[Exercise instructions]:
Identify all lines of the data containing the string "image" and copy them.

(Stored data entries)
══════════

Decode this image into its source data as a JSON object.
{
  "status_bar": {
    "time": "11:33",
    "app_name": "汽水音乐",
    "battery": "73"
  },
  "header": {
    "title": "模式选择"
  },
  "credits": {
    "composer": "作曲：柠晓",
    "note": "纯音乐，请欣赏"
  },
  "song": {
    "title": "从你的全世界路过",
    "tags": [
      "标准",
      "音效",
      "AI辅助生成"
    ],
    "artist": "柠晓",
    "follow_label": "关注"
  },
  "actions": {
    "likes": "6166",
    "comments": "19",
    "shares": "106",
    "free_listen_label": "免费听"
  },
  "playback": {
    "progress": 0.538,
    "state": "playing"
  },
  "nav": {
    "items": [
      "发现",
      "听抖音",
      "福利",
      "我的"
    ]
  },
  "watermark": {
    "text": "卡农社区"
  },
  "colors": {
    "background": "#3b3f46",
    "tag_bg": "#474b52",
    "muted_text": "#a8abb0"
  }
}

══════════

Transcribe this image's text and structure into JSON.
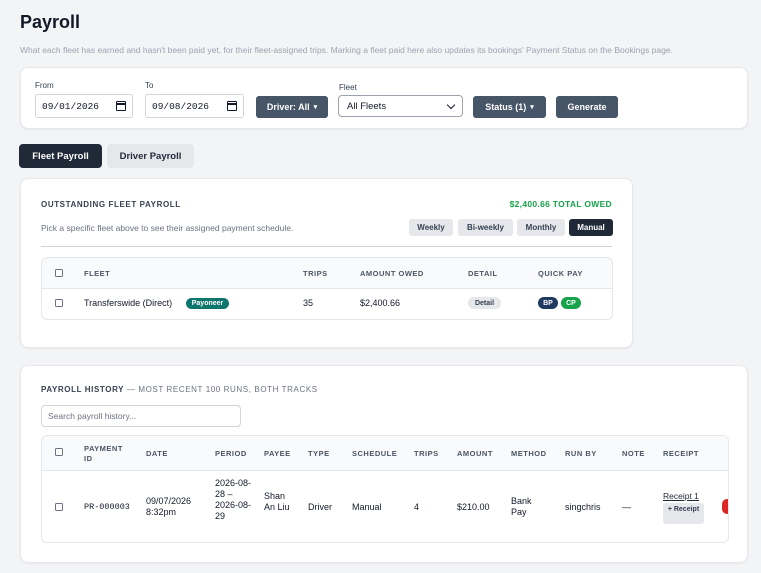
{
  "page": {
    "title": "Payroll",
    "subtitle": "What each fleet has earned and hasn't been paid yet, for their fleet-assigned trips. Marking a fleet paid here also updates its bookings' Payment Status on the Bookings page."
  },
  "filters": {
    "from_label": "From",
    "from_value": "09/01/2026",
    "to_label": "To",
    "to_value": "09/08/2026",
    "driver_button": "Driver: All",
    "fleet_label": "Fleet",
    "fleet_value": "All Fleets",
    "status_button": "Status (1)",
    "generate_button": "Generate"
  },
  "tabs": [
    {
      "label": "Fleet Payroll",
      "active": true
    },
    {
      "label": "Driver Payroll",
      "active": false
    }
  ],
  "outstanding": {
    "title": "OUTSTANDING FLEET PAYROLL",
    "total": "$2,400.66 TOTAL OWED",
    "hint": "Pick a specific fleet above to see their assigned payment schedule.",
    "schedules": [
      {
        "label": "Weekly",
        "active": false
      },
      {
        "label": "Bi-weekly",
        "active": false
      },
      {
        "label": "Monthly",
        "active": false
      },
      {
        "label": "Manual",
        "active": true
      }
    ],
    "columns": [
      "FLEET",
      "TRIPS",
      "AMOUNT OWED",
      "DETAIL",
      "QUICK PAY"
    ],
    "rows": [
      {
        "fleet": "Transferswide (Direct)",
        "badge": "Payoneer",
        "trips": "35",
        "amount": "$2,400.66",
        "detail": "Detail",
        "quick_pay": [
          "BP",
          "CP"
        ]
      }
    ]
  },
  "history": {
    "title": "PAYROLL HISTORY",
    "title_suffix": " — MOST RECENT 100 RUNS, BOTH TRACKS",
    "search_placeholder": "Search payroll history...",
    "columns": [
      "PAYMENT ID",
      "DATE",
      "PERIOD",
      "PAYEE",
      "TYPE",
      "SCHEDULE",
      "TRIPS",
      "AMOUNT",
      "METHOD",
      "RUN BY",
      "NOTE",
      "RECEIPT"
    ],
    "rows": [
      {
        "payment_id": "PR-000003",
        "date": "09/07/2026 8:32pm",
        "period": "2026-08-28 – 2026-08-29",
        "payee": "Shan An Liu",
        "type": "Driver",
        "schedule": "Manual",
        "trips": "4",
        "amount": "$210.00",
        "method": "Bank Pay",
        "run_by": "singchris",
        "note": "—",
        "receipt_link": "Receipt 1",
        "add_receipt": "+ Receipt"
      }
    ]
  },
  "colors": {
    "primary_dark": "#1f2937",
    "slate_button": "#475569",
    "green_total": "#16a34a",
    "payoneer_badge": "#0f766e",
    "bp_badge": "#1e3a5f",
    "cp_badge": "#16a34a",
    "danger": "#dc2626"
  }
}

══════════

[Output of the task]:
Decode this image into its source data as a JSON object.
Transcribe this image's text and structure into JSON.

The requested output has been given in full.